─── Entries shown ───

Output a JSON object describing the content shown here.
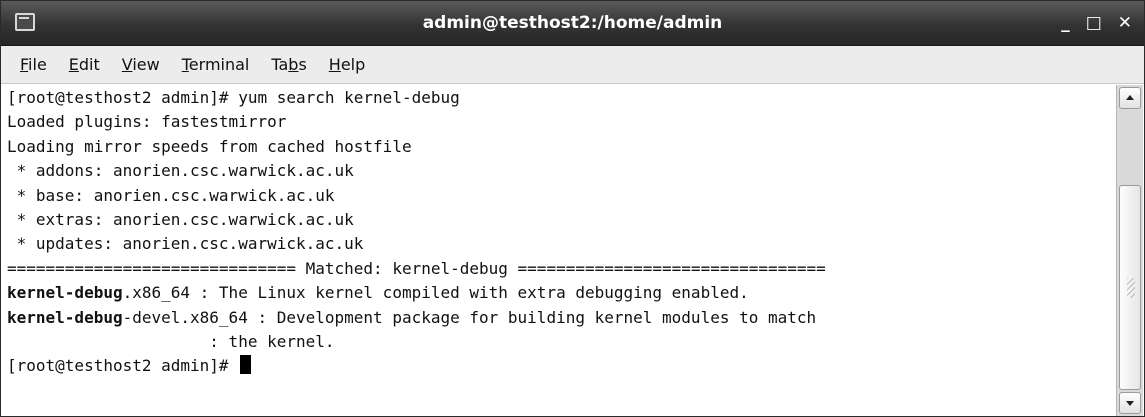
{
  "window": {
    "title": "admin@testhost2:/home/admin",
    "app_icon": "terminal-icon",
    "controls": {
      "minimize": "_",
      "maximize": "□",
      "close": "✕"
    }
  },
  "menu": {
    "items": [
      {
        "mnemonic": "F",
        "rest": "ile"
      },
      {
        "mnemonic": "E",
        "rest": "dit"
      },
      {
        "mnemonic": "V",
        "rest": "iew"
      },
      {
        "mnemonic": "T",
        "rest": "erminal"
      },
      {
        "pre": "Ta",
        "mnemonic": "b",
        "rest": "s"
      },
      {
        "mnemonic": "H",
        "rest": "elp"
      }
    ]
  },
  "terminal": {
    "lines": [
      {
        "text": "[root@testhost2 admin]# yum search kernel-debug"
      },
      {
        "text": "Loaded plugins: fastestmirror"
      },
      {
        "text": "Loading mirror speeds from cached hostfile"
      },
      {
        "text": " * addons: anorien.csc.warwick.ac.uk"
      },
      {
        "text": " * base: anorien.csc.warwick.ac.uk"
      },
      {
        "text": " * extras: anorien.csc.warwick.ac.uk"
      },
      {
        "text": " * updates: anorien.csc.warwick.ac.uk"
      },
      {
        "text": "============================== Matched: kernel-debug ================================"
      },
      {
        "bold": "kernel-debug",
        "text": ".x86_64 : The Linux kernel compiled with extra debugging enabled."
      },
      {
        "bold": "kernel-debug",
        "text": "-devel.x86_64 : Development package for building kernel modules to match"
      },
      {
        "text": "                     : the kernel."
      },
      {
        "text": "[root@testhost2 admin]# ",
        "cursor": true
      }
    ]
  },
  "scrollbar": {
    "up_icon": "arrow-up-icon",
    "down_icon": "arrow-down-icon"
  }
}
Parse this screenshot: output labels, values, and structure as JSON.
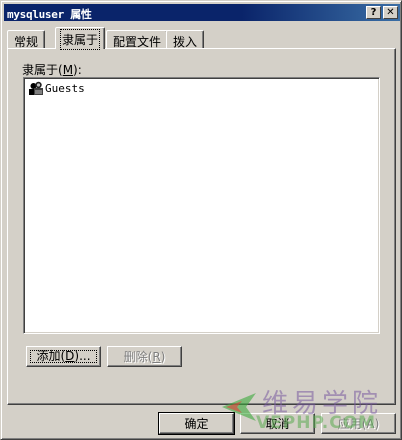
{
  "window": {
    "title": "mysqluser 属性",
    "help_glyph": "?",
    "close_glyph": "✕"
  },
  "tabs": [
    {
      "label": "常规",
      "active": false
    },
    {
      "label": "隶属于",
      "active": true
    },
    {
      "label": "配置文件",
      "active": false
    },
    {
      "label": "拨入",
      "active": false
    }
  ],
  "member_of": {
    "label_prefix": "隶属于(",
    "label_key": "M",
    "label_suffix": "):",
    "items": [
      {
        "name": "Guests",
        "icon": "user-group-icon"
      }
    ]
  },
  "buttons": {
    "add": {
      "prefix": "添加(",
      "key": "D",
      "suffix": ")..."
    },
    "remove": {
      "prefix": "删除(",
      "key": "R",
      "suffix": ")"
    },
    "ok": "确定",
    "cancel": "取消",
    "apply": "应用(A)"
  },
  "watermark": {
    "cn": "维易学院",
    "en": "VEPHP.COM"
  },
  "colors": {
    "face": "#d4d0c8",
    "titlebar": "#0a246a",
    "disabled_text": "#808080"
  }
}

───

* _Set exercise_: Out of the preceding entries, pull every line containing the string "icon".

* _Response to this exercise_:
    "app_icon": "terminal-icon",
    "up_icon": "arrow-up-icon",
    "down_icon": "arrow-down-icon"
        "icon": "user-group-icon"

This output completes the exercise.